* [指示 A]
記録の最初の行から「text-segment: 應保障兒童生命權益， bbox=[812, 390, 1250, 438]」を含む行までを、両端の行も含めて一字一句そのまま繰り返してください。

* [抜粋文]
本谷有希子の新作、初舞台となる長澤まさみとリリー・フランキーをメインに据えるというキャスティングも評判です。28日までパルコ劇場、そのあと金沢、福岡、大阪、名古屋を巡ります。

携帯小説でデビューした女性小説家のトークイベント。一時期は人気を博したものの、悪友の飲み屋のママと知り合ってから実体験をもとにした作風やルポを活動の軸に移してから人気が落ちてきている。トークイベントの観客も多くはないが、定期的な開催で固定したファンは続けてきている。ある編集者が、その場を利用して今までにない企画の本を出すという提案をする。観客の中の何人か筋金入りのファンを選び会場に呼び戻して「第二部」の幕が開いた。

面倒くさい強烈な自意識の主人公という路線はお手のものだけれど、いままでは小説家といった類の「つくり手」を全面に押し出したものはなかった気がします。どちらかというと家族だったり友人だったりという枠だったものを、小説家とその仲のいい友人、ファンという構図に持ち込んでの物語。

ファンとクリエイターの面倒くさい関係とでもいえばいいのか。最初の頃は(世間的にみて)素直な路線でいけばそこそこに売れていたのに、友人の影響で路線が変わり、おもしろいと思うことがどんどん追いつめられてファンが置いてきぼりを食らう、というまあ小説に限らずよくあるといえばよくある構図。変わった路線は好きじゃなくてもかつてのファンがまだついていたり、少数派ではあっても最近の作品の方が好きだというファンがいたり。

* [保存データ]
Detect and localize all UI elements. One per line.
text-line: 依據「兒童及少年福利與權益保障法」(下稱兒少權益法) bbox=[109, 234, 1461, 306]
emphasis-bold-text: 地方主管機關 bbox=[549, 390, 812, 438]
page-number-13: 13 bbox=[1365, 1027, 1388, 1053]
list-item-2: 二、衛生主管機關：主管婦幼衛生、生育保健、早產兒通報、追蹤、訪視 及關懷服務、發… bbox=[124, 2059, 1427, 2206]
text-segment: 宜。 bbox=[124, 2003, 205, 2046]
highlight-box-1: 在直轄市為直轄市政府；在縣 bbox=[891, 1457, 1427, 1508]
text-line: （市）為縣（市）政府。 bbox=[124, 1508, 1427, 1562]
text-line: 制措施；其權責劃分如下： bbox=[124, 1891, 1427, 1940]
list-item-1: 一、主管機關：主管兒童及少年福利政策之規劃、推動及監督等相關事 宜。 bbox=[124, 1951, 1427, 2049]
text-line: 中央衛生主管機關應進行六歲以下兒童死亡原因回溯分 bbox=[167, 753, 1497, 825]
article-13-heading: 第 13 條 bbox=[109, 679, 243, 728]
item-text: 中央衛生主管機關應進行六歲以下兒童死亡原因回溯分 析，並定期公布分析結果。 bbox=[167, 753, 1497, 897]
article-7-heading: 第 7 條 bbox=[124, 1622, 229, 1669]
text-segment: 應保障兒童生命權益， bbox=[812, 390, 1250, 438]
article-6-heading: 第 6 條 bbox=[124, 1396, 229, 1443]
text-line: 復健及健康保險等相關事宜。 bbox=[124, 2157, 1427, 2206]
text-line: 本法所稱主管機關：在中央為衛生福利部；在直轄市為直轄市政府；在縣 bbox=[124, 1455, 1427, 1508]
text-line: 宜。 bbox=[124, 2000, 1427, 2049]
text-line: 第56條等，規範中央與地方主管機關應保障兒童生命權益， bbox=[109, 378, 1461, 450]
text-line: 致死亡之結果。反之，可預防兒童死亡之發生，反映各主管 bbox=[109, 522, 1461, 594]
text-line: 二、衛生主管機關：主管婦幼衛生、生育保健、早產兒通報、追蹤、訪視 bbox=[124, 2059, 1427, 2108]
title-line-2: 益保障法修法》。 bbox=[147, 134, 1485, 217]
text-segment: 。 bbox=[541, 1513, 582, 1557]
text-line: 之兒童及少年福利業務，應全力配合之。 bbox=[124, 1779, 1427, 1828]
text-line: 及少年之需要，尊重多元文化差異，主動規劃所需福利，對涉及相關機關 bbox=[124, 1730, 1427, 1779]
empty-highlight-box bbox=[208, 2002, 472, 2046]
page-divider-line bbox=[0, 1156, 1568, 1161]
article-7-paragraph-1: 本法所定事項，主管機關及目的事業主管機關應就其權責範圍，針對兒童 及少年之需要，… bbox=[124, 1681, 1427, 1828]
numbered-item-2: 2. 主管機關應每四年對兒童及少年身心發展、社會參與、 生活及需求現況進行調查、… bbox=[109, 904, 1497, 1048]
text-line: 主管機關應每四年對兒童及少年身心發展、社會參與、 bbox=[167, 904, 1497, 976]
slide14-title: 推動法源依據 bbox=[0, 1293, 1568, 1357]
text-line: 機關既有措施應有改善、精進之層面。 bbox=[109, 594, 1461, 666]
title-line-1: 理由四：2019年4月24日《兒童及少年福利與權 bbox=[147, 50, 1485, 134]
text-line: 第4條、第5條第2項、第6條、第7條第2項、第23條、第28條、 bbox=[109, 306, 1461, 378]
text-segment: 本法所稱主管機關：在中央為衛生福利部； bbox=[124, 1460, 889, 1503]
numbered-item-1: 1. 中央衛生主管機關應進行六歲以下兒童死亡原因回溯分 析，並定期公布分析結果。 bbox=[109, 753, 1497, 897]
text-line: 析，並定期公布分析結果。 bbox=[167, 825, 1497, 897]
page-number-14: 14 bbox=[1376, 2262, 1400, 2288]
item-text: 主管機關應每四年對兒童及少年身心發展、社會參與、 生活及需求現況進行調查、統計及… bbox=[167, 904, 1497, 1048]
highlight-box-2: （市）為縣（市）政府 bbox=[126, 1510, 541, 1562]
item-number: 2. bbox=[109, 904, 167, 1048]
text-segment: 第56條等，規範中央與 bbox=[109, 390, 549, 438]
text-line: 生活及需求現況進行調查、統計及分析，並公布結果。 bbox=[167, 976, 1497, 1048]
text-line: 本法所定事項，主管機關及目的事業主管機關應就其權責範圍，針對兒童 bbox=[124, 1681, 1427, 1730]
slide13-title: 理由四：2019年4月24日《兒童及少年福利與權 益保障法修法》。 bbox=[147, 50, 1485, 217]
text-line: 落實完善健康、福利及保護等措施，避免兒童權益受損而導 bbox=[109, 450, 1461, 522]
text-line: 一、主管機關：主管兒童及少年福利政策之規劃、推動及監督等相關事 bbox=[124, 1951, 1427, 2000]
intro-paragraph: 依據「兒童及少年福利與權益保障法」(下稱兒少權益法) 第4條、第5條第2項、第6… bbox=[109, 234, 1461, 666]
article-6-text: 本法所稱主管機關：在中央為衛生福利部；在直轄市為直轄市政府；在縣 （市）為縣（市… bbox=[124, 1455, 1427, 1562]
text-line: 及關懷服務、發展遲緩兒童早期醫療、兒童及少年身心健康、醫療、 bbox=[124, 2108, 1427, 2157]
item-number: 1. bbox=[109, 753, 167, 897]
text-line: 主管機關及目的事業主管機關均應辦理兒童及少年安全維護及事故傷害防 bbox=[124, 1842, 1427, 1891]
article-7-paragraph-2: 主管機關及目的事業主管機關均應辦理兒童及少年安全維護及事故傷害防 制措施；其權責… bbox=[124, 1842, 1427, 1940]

* [指示 B]
舞台評の文章のうち、「携帯小説でデビューした女性小」から「いう構図に持ち込んでの物語。」までを正確に再現してください。

* [解答 A]
Detect and localize all UI elements. One per line.
text-line: 依據「兒童及少年福利與權益保障法」(下稱兒少權益法) bbox=[109, 234, 1461, 306]
emphasis-bold-text: 地方主管機關 bbox=[549, 390, 812, 438]
page-number-13: 13 bbox=[1365, 1027, 1388, 1053]
list-item-2: 二、衛生主管機關：主管婦幼衛生、生育保健、早產兒通報、追蹤、訪視 及關懷服務、發… bbox=[124, 2059, 1427, 2206]
text-segment: 宜。 bbox=[124, 2003, 205, 2046]
highlight-box-1: 在直轄市為直轄市政府；在縣 bbox=[891, 1457, 1427, 1508]
text-line: （市）為縣（市）政府。 bbox=[124, 1508, 1427, 1562]
text-line: 制措施；其權責劃分如下： bbox=[124, 1891, 1427, 1940]
list-item-1: 一、主管機關：主管兒童及少年福利政策之規劃、推動及監督等相關事 宜。 bbox=[124, 1951, 1427, 2049]
text-line: 中央衛生主管機關應進行六歲以下兒童死亡原因回溯分 bbox=[167, 753, 1497, 825]
article-13-heading: 第 13 條 bbox=[109, 679, 243, 728]
item-text: 中央衛生主管機關應進行六歲以下兒童死亡原因回溯分 析，並定期公布分析結果。 bbox=[167, 753, 1497, 897]
article-7-heading: 第 7 條 bbox=[124, 1622, 229, 1669]
text-segment: 應保障兒童生命權益， bbox=[812, 390, 1250, 438]

* [解答 B]
携帯小説でデビューした女性小説家のトークイベント。一時期は人気を博したものの、悪友の飲み屋のママと知り合ってから実体験をもとにした作風やルポを活動の軸に移してから人気が落ちてきている。トークイベントの観客も多くはないが、定期的な開催で固定したファンは続けてきている。ある編集者が、その場を利用して今までにない企画の本を出すという提案をする。観客の中の何人か筋金入りのファンを選び会場に呼び戻して「第二部」の幕が開いた。

面倒くさい強烈な自意識の主人公という路線はお手のものだけれど、いままでは小説家といった類の「つくり手」を全面に押し出したものはなかった気がします。どちらかというと家族だったり友人だったりという枠だったものを、小説家とその仲のいい友人、ファンという構図に持ち込んでの物語。